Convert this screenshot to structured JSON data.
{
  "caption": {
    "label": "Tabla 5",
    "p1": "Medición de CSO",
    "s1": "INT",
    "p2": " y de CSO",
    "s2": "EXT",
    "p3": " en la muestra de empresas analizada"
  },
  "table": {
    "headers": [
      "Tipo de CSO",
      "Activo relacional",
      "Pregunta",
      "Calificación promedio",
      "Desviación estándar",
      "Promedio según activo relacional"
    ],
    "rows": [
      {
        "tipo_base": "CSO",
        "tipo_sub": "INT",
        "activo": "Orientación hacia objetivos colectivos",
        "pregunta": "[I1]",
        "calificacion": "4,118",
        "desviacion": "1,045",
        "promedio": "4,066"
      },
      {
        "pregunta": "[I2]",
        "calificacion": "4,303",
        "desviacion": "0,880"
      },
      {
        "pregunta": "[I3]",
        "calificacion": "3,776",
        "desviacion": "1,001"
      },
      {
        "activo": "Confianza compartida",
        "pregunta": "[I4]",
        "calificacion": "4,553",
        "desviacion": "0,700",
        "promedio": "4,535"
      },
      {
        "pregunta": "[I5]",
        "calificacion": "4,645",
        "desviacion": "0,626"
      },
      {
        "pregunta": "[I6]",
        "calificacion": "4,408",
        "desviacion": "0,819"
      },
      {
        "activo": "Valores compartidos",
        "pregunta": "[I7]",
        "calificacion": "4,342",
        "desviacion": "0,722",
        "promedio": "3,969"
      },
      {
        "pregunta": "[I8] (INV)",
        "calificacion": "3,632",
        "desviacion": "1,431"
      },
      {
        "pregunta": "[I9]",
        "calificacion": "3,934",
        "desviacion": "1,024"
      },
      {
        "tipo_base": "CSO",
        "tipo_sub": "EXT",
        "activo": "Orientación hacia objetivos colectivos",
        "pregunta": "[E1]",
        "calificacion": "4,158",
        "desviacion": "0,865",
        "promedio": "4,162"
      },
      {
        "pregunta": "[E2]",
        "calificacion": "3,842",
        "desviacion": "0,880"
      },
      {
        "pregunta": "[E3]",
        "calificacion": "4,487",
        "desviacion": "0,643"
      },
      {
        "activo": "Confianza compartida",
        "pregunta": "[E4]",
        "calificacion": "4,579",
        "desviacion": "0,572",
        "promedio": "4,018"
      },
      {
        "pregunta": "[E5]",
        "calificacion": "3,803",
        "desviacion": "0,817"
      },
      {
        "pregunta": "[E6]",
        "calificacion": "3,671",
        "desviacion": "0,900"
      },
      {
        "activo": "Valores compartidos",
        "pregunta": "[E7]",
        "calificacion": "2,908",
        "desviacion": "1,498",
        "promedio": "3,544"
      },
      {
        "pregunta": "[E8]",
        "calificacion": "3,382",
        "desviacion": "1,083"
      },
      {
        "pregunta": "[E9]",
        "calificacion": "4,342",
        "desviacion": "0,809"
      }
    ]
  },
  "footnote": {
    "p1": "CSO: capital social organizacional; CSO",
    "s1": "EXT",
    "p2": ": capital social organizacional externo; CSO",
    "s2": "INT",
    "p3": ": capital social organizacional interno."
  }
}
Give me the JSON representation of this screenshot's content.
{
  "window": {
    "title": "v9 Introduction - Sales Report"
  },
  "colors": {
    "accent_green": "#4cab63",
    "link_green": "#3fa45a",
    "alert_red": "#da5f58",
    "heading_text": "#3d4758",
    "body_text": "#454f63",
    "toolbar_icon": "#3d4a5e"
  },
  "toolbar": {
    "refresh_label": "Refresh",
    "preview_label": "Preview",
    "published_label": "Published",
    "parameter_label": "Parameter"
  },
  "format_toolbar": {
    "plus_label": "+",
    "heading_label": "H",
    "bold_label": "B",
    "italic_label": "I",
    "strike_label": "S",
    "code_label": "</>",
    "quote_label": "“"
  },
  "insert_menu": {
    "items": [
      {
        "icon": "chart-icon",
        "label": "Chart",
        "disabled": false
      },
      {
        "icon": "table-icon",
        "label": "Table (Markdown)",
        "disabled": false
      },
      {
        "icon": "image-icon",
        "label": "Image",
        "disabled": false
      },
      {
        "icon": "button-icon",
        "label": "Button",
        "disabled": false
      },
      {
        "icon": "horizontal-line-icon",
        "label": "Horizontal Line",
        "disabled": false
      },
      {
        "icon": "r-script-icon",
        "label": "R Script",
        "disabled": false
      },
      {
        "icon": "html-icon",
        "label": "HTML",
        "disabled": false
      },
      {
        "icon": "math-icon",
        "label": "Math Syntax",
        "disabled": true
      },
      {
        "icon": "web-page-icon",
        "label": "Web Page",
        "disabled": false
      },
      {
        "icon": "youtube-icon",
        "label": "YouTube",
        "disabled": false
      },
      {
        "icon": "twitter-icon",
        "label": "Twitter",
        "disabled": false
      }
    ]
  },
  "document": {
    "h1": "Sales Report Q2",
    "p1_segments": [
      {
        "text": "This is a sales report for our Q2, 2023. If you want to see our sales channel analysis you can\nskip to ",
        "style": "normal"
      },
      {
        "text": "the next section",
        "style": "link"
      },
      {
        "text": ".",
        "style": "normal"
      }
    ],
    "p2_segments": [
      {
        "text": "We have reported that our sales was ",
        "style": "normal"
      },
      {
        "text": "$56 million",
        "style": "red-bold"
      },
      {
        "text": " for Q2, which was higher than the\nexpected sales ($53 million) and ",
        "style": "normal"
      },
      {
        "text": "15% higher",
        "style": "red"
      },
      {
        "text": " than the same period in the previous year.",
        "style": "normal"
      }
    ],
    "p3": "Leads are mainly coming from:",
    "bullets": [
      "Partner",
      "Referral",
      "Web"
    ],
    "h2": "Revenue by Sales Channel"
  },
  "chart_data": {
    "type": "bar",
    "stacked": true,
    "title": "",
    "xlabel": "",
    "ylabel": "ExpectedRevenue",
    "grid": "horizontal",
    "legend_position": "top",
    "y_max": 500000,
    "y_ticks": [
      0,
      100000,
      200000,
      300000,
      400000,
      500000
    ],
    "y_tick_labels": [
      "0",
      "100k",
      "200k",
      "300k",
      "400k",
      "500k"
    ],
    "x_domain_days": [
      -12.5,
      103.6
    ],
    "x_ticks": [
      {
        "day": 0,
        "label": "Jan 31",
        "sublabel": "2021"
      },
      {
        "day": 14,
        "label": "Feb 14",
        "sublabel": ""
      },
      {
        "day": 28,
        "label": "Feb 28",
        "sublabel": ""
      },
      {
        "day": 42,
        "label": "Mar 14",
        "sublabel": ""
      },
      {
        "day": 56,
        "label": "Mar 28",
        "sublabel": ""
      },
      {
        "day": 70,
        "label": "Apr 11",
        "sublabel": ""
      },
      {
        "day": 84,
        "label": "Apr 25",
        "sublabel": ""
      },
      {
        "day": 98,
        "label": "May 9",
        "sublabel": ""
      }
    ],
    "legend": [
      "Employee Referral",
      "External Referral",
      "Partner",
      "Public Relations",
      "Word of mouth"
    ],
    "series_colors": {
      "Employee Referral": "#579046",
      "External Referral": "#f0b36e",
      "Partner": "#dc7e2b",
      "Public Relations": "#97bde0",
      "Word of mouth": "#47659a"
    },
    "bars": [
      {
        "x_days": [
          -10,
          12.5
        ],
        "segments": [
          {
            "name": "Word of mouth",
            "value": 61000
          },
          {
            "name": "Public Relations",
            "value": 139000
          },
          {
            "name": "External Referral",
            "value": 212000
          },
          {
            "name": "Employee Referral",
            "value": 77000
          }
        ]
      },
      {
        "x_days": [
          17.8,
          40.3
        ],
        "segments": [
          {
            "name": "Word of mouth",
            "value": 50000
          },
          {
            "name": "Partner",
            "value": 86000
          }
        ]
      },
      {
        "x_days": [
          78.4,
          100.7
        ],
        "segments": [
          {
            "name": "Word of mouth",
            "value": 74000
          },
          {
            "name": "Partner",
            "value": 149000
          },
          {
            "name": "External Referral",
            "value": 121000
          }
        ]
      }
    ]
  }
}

===============

§ Your task
Search the entries for the word "social", then list each line that holds it.

§ Result
    "p1": "CSO: capital social organizacional; CSO",
    "p2": ": capital social organizacional externo; CSO",
    "p3": ": capital social organizacional interno."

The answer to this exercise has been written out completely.